The problem: All entries should be output exactly as they stand.

Dataset records:
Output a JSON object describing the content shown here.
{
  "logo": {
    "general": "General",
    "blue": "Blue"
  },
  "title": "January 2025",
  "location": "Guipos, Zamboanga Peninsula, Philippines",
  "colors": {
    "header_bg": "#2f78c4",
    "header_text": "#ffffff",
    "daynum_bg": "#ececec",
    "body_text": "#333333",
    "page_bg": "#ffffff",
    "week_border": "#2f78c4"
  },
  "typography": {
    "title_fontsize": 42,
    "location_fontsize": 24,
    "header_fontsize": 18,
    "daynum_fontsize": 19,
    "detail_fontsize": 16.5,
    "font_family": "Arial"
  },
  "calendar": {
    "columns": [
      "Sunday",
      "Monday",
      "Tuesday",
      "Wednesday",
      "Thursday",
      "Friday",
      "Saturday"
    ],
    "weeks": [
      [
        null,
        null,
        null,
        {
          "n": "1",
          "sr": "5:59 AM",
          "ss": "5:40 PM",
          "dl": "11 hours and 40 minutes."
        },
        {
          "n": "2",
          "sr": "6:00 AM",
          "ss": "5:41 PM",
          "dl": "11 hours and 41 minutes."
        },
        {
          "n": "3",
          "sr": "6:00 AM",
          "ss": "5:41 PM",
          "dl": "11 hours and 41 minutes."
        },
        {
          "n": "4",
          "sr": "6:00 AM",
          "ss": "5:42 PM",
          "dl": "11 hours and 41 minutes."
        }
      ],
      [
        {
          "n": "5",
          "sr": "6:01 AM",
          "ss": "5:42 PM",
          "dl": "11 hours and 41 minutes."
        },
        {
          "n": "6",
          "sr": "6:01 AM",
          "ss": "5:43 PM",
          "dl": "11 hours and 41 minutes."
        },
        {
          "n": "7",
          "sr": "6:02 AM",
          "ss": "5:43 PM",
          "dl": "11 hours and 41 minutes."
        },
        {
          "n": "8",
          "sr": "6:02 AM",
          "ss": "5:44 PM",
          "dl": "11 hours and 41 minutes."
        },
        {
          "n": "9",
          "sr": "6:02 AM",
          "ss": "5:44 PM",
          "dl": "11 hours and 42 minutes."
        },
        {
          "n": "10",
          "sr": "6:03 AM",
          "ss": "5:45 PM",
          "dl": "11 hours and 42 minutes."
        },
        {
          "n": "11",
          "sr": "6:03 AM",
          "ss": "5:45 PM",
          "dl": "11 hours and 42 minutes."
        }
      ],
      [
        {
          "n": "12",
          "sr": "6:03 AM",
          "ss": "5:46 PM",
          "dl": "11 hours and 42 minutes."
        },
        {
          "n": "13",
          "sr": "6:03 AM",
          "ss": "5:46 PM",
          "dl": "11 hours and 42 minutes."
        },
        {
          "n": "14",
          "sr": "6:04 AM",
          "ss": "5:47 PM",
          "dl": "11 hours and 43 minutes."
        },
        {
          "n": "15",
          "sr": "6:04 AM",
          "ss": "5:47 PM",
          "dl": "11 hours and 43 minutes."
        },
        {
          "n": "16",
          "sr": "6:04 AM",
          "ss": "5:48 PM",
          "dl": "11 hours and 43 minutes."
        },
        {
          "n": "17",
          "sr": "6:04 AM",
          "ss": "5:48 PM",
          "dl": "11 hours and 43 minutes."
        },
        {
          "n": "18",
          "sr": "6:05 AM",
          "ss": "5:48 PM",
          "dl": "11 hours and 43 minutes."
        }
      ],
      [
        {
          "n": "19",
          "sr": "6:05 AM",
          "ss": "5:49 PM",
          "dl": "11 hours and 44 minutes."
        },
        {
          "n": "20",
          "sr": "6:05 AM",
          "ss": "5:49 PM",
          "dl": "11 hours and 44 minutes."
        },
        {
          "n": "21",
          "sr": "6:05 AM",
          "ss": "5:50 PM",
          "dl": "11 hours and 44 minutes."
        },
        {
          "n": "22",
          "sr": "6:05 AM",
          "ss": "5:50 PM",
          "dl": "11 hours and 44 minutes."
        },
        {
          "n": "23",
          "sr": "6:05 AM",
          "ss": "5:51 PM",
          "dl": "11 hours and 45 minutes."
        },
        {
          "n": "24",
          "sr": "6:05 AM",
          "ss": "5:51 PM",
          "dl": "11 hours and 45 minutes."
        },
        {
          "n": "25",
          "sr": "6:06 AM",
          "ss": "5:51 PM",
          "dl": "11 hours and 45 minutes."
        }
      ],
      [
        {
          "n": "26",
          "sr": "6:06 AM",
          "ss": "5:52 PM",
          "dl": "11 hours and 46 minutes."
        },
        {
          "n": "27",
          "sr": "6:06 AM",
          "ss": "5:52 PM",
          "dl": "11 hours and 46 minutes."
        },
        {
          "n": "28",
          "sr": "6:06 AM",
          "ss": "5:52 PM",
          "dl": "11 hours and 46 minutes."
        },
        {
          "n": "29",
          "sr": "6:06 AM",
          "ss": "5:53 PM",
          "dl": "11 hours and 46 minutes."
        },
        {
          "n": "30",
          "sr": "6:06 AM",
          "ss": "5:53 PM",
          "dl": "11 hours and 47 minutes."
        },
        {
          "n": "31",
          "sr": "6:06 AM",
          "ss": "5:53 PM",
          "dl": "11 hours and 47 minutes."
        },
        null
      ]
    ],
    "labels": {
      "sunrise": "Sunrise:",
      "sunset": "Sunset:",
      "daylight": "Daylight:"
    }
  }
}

Solution:
Output a JSON object describing the content shown here.
{
  "logo": {
    "general": "General",
    "blue": "Blue"
  },
  "title": "January 2025",
  "location": "Guipos, Zamboanga Peninsula, Philippines",
  "colors": {
    "header_bg": "#2f78c4",
    "header_text": "#ffffff",
    "daynum_bg": "#ececec",
    "body_text": "#333333",
    "page_bg": "#ffffff",
    "week_border": "#2f78c4"
  },
  "typography": {
    "title_fontsize": 42,
    "location_fontsize": 24,
    "header_fontsize": 18,
    "daynum_fontsize": 19,
    "detail_fontsize": 16.5,
    "font_family": "Arial"
  },
  "calendar": {
    "columns": [
      "Sunday",
      "Monday",
      "Tuesday",
      "Wednesday",
      "Thursday",
      "Friday",
      "Saturday"
    ],
    "weeks": [
      [
        null,
        null,
        null,
        {
          "n": "1",
          "sr": "5:59 AM",
          "ss": "5:40 PM",
          "dl": "11 hours and 40 minutes."
        },
        {
          "n": "2",
          "sr": "6:00 AM",
          "ss": "5:41 PM",
          "dl": "11 hours and 41 minutes."
        },
        {
          "n": "3",
          "sr": "6:00 AM",
          "ss": "5:41 PM",
          "dl": "11 hours and 41 minutes."
        },
        {
          "n": "4",
          "sr": "6:00 AM",
          "ss": "5:42 PM",
          "dl": "11 hours and 41 minutes."
        }
      ],
      [
        {
          "n": "5",
          "sr": "6:01 AM",
          "ss": "5:42 PM",
          "dl": "11 hours and 41 minutes."
        },
        {
          "n": "6",
          "sr": "6:01 AM",
          "ss": "5:43 PM",
          "dl": "11 hours and 41 minutes."
        },
        {
          "n": "7",
          "sr": "6:02 AM",
          "ss": "5:43 PM",
          "dl": "11 hours and 41 minutes."
        },
        {
          "n": "8",
          "sr": "6:02 AM",
          "ss": "5:44 PM",
          "dl": "11 hours and 41 minutes."
        },
        {
          "n": "9",
          "sr": "6:02 AM",
          "ss": "5:44 PM",
          "dl": "11 hours and 42 minutes."
        },
        {
          "n": "10",
          "sr": "6:03 AM",
          "ss": "5:45 PM",
          "dl": "11 hours and 42 minutes."
        },
        {
          "n": "11",
          "sr": "6:03 AM",
          "ss": "5:45 PM",
          "dl": "11 hours and 42 minutes."
        }
      ],
      [
        {
          "n": "12",
          "sr": "6:03 AM",
          "ss": "5:46 PM",
          "dl": "11 hours and 42 minutes."
        },
        {
          "n": "13",
          "sr": "6:03 AM",
          "ss": "5:46 PM",
          "dl": "11 hours and 42 minutes."
        },
        {
          "n": "14",
          "sr": "6:04 AM",
          "ss": "5:47 PM",
          "dl": "11 hours and 43 minutes."
        },
        {
          "n": "15",
          "sr": "6:04 AM",
          "ss": "5:47 PM",
          "dl": "11 hours and 43 minutes."
        },
        {
          "n": "16",
          "sr": "6:04 AM",
          "ss": "5:48 PM",
          "dl": "11 hours and 43 minutes."
        },
        {
          "n": "17",
          "sr": "6:04 AM",
          "ss": "5:48 PM",
          "dl": "11 hours and 43 minutes."
        },
        {
          "n": "18",
          "sr": "6:05 AM",
          "ss": "5:48 PM",
          "dl": "11 hours and 43 minutes."
        }
      ],
      [
        {
          "n": "19",
          "sr": "6:05 AM",
          "ss": "5:49 PM",
          "dl": "11 hours and 44 minutes."
        },
        {
          "n": "20",
          "sr": "6:05 AM",
          "ss": "5:49 PM",
          "dl": "11 hours and 44 minutes."
        },
        {
          "n": "21",
          "sr": "6:05 AM",
          "ss": "5:50 PM",
          "dl": "11 hours and 44 minutes."
        },
        {
          "n": "22",
          "sr": "6:05 AM",
          "ss": "5:50 PM",
          "dl": "11 hours and 44 minutes."
        },
        {
          "n": "23",
          "sr": "6:05 AM",
          "ss": "5:51 PM",
          "dl": "11 hours and 45 minutes."
        },
        {
          "n": "24",
          "sr": "6:05 AM",
          "ss": "5:51 PM",
          "dl": "11 hours and 45 minutes."
        },
        {
          "n": "25",
          "sr": "6:06 AM",
          "ss": "5:51 PM",
          "dl": "11 hours and 45 minutes."
        }
      ],
      [
        {
          "n": "26",
          "sr": "6:06 AM",
          "ss": "5:52 PM",
          "dl": "11 hours and 46 minutes."
        },
        {
          "n": "27",
          "sr": "6:06 AM",
          "ss": "5:52 PM",
          "dl": "11 hours and 46 minutes."
        },
        {
          "n": "28",
          "sr": "6:06 AM",
          "ss": "5:52 PM",
          "dl": "11 hours and 46 minutes."
        },
        {
          "n": "29",
          "sr": "6:06 AM",
          "ss": "5:53 PM",
          "dl": "11 hours and 46 minutes."
        },
        {
          "n": "30",
          "sr": "6:06 AM",
          "ss": "5:53 PM",
          "dl": "11 hours and 47 minutes."
        },
        {
          "n": "31",
          "sr": "6:06 AM",
          "ss": "5:53 PM",
          "dl": "11 hours and 47 minutes."
        },
        null
      ]
    ],
    "labels": {
      "sunrise": "Sunrise:",
      "sunset": "Sunset:",
      "daylight": "Daylight:"
    }
  }
}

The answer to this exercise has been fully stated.